◆ **OBJECTIVE**:
Give all the lines below again, exactly, with no pictures.

◆ **SUPPLIED DATA**:
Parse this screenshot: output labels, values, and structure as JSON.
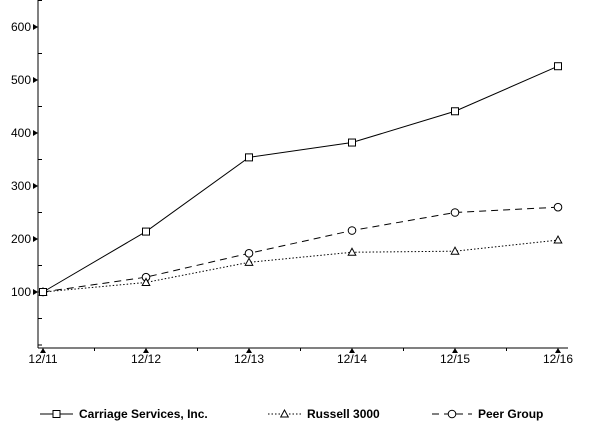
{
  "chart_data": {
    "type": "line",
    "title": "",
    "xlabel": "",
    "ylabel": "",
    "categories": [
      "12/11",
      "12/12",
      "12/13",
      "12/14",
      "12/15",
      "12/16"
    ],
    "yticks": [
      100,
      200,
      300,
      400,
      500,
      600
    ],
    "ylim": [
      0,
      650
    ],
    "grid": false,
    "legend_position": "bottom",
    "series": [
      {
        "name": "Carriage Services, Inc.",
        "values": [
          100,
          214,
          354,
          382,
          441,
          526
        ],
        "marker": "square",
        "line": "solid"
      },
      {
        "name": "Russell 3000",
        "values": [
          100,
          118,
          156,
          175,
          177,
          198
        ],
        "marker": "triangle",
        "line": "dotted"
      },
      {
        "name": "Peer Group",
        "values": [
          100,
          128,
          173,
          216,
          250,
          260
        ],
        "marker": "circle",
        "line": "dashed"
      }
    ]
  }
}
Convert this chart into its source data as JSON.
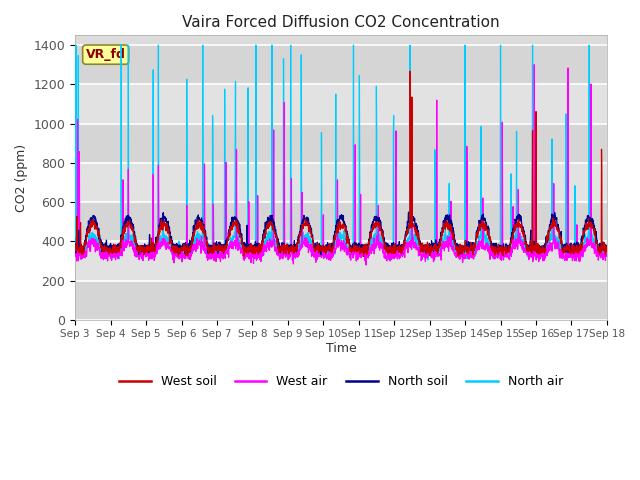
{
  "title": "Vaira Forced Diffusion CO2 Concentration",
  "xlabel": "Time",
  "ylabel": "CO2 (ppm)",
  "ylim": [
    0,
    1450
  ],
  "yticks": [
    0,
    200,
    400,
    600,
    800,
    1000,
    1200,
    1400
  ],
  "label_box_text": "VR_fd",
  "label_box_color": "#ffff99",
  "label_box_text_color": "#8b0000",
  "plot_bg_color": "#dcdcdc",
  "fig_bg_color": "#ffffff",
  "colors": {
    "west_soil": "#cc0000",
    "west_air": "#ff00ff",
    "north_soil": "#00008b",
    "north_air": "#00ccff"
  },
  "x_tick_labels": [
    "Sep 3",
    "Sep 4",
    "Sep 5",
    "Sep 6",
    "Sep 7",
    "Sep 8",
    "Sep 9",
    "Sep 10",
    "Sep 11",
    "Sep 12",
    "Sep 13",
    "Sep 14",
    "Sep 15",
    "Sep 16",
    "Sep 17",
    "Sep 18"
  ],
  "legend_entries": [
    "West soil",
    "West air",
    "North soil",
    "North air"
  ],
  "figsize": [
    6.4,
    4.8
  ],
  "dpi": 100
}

◆ **FINAL RESULT**:
Parse this screenshot: output labels, values, and structure as JSON.
{
  "chart_data": {
    "type": "line",
    "title": "",
    "xlabel": "",
    "ylabel": "",
    "categories": [
      "12/11",
      "12/12",
      "12/13",
      "12/14",
      "12/15",
      "12/16"
    ],
    "yticks": [
      100,
      200,
      300,
      400,
      500,
      600
    ],
    "ylim": [
      0,
      650
    ],
    "grid": false,
    "legend_position": "bottom",
    "series": [
      {
        "name": "Carriage Services, Inc.",
        "values": [
          100,
          214,
          354,
          382,
          441,
          526
        ],
        "marker": "square",
        "line": "solid"
      },
      {
        "name": "Russell 3000",
        "values": [
          100,
          118,
          156,
          175,
          177,
          198
        ],
        "marker": "triangle",
        "line": "dotted"
      },
      {
        "name": "Peer Group",
        "values": [
          100,
          128,
          173,
          216,
          250,
          260
        ],
        "marker": "circle",
        "line": "dashed"
      }
    ]
  }
}
Convert this chart into its source data as JSON.
{
  "title": "Vaira Forced Diffusion CO2 Concentration",
  "xlabel": "Time",
  "ylabel": "CO2 (ppm)",
  "ylim": [
    0,
    1450
  ],
  "yticks": [
    0,
    200,
    400,
    600,
    800,
    1000,
    1200,
    1400
  ],
  "label_box_text": "VR_fd",
  "label_box_color": "#ffff99",
  "label_box_text_color": "#8b0000",
  "plot_bg_color": "#dcdcdc",
  "fig_bg_color": "#ffffff",
  "colors": {
    "west_soil": "#cc0000",
    "west_air": "#ff00ff",
    "north_soil": "#00008b",
    "north_air": "#00ccff"
  },
  "x_tick_labels": [
    "Sep 3",
    "Sep 4",
    "Sep 5",
    "Sep 6",
    "Sep 7",
    "Sep 8",
    "Sep 9",
    "Sep 10",
    "Sep 11",
    "Sep 12",
    "Sep 13",
    "Sep 14",
    "Sep 15",
    "Sep 16",
    "Sep 17",
    "Sep 18"
  ],
  "legend_entries": [
    "West soil",
    "West air",
    "North soil",
    "North air"
  ],
  "figsize": [
    6.4,
    4.8
  ],
  "dpi": 100
}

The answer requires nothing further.